(Extracted records)
————

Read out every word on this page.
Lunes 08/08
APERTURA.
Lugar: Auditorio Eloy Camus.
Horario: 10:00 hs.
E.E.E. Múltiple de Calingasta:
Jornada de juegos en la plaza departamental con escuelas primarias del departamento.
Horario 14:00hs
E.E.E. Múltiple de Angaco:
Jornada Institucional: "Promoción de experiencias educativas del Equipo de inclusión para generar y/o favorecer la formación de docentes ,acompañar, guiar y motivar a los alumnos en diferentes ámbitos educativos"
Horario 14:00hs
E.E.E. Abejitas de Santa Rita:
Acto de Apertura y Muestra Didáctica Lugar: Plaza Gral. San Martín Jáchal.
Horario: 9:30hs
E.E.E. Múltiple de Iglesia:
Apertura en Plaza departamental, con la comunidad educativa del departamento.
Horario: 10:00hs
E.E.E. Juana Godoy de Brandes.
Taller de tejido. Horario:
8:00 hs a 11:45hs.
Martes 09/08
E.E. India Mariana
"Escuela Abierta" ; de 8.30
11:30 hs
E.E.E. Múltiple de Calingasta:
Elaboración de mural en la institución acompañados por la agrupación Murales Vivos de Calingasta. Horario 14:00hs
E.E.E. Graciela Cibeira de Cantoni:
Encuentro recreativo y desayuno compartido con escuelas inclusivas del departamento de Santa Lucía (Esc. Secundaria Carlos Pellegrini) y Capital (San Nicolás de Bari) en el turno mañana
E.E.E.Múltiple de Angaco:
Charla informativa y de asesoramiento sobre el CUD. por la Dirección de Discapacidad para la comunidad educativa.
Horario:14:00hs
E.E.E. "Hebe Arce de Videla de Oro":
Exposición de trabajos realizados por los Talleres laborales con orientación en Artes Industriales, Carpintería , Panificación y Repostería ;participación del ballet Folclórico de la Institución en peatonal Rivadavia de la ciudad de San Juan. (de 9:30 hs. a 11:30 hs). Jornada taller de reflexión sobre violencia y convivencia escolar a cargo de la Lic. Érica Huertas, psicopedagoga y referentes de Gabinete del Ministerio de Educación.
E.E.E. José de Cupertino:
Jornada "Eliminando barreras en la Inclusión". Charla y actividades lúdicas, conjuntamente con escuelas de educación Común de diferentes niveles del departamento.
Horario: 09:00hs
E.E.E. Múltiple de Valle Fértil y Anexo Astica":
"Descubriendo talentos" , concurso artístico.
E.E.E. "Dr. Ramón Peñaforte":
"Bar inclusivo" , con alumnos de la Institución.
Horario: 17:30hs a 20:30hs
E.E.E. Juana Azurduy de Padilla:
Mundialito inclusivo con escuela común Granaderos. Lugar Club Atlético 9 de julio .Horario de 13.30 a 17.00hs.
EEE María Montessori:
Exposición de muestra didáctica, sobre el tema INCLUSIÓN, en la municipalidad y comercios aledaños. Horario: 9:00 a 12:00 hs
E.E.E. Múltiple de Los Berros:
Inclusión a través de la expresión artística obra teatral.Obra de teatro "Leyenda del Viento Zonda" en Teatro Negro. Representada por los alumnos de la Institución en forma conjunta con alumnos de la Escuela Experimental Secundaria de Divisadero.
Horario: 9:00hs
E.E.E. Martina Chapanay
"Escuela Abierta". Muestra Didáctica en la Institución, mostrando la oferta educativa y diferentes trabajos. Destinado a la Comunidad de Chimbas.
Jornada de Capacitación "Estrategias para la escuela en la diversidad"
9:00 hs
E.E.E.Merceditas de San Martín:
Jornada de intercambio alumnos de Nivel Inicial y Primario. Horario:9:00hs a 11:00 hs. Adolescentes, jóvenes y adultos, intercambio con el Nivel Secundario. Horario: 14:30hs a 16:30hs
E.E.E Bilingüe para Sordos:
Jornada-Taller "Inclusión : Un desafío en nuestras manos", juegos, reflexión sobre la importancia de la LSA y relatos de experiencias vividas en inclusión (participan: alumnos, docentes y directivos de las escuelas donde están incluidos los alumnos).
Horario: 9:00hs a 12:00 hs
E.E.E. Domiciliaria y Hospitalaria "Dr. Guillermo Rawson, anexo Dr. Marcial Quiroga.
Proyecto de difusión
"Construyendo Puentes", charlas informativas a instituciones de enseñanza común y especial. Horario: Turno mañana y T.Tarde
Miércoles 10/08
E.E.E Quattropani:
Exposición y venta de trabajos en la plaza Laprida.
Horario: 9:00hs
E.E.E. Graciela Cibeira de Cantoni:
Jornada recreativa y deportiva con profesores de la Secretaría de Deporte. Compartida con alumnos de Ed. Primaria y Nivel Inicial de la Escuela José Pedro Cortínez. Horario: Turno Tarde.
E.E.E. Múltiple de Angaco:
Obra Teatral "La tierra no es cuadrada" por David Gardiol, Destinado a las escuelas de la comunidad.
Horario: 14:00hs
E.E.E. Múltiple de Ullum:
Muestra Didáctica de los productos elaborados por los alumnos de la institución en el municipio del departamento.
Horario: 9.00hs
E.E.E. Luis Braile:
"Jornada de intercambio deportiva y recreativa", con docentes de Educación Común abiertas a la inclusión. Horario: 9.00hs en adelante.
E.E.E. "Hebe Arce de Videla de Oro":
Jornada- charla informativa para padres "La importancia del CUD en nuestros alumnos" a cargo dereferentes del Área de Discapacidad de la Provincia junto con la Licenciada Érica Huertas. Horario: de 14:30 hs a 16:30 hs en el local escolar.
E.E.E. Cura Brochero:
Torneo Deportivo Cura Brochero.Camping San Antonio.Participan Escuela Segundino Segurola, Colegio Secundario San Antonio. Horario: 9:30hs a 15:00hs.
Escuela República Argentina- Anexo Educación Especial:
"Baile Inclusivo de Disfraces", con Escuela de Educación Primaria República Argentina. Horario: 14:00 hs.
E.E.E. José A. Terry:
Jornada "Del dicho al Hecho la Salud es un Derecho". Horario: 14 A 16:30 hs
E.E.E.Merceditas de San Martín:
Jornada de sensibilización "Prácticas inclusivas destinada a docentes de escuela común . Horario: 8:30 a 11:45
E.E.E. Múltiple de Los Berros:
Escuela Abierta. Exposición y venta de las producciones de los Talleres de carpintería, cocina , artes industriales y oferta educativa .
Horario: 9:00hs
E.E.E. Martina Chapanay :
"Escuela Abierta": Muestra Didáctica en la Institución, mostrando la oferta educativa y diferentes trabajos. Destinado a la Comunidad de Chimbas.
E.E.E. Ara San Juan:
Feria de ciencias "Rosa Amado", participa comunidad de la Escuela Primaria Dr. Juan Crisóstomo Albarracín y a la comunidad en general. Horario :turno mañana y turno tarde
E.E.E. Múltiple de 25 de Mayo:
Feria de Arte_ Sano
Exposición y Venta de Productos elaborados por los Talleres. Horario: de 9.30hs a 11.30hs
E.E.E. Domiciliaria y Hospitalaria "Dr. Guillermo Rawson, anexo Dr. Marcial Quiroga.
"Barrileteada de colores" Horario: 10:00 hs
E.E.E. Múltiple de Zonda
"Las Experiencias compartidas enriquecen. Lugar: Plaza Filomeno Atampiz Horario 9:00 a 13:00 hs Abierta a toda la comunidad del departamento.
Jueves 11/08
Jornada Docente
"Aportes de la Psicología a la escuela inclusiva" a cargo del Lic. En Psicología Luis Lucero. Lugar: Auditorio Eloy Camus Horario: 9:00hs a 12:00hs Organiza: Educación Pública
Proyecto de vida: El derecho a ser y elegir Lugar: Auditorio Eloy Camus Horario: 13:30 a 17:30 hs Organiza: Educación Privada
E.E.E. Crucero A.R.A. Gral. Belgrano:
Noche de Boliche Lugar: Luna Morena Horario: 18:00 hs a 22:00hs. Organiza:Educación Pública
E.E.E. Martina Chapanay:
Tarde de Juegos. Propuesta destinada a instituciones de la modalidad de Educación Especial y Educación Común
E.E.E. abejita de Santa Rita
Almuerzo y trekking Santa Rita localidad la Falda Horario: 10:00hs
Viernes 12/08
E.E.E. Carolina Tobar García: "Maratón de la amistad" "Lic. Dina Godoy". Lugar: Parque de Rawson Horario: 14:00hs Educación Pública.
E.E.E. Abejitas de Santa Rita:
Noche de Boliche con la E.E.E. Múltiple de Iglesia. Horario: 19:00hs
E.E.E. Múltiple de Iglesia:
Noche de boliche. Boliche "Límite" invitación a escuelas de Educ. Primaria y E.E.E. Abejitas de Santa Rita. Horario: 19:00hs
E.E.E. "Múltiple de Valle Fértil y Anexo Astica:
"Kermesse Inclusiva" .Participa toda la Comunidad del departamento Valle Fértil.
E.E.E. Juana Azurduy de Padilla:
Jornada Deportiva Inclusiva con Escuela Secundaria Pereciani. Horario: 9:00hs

————

GIVEN EXERCISE => Return all lines of the material above in which the word "elaborados" occurs.

ANSWER FOR THE TASK =>
Muestra Didáctica de los productos elaborados por los alumnos de la institución en el municipio del departamento.
Exposición y Venta de Productos elaborados por los Talleres. Horario: de 9.30hs a 11.30hs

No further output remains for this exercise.